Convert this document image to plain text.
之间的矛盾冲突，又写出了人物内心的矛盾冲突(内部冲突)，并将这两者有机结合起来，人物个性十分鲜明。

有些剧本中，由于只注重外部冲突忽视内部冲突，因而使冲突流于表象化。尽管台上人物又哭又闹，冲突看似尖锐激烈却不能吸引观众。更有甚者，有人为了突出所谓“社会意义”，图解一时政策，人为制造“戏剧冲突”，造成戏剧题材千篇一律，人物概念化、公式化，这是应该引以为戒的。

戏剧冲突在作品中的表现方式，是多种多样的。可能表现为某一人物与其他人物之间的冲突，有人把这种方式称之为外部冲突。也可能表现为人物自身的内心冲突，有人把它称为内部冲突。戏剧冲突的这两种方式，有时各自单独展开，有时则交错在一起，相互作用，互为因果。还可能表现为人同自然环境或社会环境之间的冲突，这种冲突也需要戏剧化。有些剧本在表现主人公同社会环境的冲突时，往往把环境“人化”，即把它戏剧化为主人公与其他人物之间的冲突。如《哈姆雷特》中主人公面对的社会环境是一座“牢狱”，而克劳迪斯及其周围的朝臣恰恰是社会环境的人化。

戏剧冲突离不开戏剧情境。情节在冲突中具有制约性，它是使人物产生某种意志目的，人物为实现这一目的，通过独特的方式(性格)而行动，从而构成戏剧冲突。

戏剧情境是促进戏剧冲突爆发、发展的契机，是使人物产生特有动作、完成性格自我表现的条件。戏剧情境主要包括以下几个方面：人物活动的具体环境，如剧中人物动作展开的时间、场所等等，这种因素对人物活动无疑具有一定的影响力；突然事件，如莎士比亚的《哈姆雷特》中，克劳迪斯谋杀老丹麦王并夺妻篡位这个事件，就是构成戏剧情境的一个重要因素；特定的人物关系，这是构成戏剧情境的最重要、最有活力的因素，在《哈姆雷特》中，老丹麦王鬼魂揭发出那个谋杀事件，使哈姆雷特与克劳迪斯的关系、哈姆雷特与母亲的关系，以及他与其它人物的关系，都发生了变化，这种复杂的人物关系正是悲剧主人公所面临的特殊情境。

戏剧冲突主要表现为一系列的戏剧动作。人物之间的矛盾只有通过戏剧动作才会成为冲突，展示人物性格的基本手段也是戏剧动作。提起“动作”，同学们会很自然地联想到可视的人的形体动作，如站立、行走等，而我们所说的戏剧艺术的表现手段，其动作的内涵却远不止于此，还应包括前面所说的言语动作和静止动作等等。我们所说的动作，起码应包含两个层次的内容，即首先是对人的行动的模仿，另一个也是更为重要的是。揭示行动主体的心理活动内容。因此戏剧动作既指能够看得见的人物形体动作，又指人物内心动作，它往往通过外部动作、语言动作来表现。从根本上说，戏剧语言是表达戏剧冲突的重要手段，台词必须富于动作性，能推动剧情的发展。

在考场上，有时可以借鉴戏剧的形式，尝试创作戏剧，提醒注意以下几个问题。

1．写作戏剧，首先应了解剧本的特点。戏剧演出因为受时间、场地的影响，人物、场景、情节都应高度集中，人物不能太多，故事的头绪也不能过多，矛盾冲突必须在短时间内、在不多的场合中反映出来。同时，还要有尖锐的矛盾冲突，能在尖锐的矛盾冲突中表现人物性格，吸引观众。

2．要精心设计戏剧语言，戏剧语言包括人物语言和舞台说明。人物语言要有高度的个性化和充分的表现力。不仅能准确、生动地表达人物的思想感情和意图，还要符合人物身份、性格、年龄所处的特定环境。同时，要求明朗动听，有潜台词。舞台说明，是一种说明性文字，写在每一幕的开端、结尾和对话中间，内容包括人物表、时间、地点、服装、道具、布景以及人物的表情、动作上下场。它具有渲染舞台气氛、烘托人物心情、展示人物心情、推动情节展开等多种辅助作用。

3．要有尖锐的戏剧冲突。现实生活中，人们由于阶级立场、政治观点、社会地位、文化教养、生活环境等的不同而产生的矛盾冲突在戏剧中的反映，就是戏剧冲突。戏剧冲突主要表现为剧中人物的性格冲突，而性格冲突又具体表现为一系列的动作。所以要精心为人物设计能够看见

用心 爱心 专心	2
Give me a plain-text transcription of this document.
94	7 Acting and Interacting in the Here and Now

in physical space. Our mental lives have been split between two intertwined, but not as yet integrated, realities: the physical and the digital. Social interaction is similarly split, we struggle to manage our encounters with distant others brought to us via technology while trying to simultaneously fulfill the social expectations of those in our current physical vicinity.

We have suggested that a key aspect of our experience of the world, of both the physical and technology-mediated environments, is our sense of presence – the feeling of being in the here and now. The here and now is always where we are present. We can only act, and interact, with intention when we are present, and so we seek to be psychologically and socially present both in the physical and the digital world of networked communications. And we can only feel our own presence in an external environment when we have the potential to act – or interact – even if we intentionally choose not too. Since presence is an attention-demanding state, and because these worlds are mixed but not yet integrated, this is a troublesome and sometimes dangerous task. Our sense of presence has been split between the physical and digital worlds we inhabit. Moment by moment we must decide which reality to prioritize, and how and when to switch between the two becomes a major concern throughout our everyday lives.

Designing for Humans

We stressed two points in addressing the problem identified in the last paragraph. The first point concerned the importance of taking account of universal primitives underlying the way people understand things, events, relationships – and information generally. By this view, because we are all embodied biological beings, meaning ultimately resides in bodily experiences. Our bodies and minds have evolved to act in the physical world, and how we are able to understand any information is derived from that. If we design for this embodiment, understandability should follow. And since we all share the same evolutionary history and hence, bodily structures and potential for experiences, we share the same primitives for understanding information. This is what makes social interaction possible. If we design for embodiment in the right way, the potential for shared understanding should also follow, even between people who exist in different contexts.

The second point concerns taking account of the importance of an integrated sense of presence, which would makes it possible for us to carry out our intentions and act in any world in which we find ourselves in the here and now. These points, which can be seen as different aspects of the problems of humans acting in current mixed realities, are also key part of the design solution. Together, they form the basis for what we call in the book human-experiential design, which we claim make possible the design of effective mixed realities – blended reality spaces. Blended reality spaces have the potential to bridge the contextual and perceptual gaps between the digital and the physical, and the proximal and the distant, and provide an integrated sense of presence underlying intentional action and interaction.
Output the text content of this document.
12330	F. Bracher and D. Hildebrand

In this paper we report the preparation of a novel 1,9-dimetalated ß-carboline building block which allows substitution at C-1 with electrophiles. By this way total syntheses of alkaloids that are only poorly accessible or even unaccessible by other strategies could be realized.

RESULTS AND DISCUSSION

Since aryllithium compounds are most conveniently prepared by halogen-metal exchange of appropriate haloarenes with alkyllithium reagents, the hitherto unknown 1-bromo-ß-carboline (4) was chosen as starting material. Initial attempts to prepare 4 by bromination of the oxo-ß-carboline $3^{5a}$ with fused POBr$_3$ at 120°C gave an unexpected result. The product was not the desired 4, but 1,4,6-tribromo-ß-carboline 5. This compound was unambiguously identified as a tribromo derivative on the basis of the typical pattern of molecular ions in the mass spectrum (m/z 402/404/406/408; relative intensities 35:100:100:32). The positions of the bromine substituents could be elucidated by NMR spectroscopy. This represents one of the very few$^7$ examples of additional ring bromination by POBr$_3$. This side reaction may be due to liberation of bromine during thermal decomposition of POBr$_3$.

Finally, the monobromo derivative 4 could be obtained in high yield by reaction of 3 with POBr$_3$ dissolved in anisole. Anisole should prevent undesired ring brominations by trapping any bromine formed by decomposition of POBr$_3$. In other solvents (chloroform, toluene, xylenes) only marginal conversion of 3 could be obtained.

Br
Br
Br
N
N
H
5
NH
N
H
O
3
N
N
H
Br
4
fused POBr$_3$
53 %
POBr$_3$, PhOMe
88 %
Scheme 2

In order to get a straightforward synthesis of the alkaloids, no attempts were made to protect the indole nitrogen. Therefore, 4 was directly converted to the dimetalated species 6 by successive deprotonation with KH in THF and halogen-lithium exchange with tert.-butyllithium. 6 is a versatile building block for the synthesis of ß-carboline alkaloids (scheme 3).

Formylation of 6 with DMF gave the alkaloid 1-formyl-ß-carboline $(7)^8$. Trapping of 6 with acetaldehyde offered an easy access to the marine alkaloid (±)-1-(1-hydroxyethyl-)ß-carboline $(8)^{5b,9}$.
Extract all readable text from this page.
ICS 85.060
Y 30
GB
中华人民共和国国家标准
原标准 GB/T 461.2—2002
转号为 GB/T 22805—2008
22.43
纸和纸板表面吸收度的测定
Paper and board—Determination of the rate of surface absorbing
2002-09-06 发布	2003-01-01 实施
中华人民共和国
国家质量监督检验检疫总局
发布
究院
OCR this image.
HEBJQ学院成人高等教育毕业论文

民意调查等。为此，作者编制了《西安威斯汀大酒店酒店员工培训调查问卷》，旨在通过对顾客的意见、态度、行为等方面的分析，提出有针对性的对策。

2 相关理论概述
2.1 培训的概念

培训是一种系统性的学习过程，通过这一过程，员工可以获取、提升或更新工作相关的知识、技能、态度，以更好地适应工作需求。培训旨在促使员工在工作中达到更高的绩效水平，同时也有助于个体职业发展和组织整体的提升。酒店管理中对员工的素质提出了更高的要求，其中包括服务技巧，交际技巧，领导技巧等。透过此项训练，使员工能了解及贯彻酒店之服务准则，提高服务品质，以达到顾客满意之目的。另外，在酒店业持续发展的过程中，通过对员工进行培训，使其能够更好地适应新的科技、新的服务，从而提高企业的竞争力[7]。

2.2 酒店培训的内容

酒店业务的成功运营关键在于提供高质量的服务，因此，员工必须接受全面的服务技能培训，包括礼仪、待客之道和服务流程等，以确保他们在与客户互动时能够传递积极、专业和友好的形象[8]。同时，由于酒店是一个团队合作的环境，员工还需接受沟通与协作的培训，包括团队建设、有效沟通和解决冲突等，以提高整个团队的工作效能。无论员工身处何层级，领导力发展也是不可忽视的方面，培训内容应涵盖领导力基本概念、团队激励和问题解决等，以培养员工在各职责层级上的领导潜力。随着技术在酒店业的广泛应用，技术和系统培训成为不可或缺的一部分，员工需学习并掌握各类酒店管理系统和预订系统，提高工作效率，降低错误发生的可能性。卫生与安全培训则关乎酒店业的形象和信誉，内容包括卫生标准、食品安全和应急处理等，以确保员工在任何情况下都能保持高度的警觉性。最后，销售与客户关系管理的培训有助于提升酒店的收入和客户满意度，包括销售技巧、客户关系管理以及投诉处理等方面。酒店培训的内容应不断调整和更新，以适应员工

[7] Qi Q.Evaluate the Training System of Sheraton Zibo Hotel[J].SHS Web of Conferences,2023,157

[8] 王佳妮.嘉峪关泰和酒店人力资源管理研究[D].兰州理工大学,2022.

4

■ Instruction ■
Where does the word "reaction" appear in the listing? List each line that holds it.

■ Final result ■
Since aryllithium compounds are most conveniently prepared by halogen-metal exchange of appropriate haloarenes with alkyllithium reagents, the hitherto unknown 1-bromo-ß-carboline (4) was chosen as starting material. Initial attempts to prepare 4 by bromination of the oxo-ß-carboline $3^{5a}$ with fused POBr$_3$ at 120°C gave an unexpected result. The product was not the desired 4, but 1,4,6-tribromo-ß-carboline 5. This compound was unambiguously identified as a tribromo derivative on the basis of the typical pattern of molecular ions in the mass spectrum (m/z 402/404/406/408; relative intensities 35:100:100:32). The positions of the bromine substituents could be elucidated by NMR spectroscopy. This represents one of the very few$^7$ examples of additional ring bromination by POBr$_3$. This side reaction may be due to liberation of bromine during thermal decomposition of POBr$_3$.
Finally, the monobromo derivative 4 could be obtained in high yield by reaction of 3 with POBr$_3$ dissolved in anisole. Anisole should prevent undesired ring brominations by trapping any bromine formed by decomposition of POBr$_3$. In other solvents (chloroform, toluene, xylenes) only marginal conversion of 3 could be obtained.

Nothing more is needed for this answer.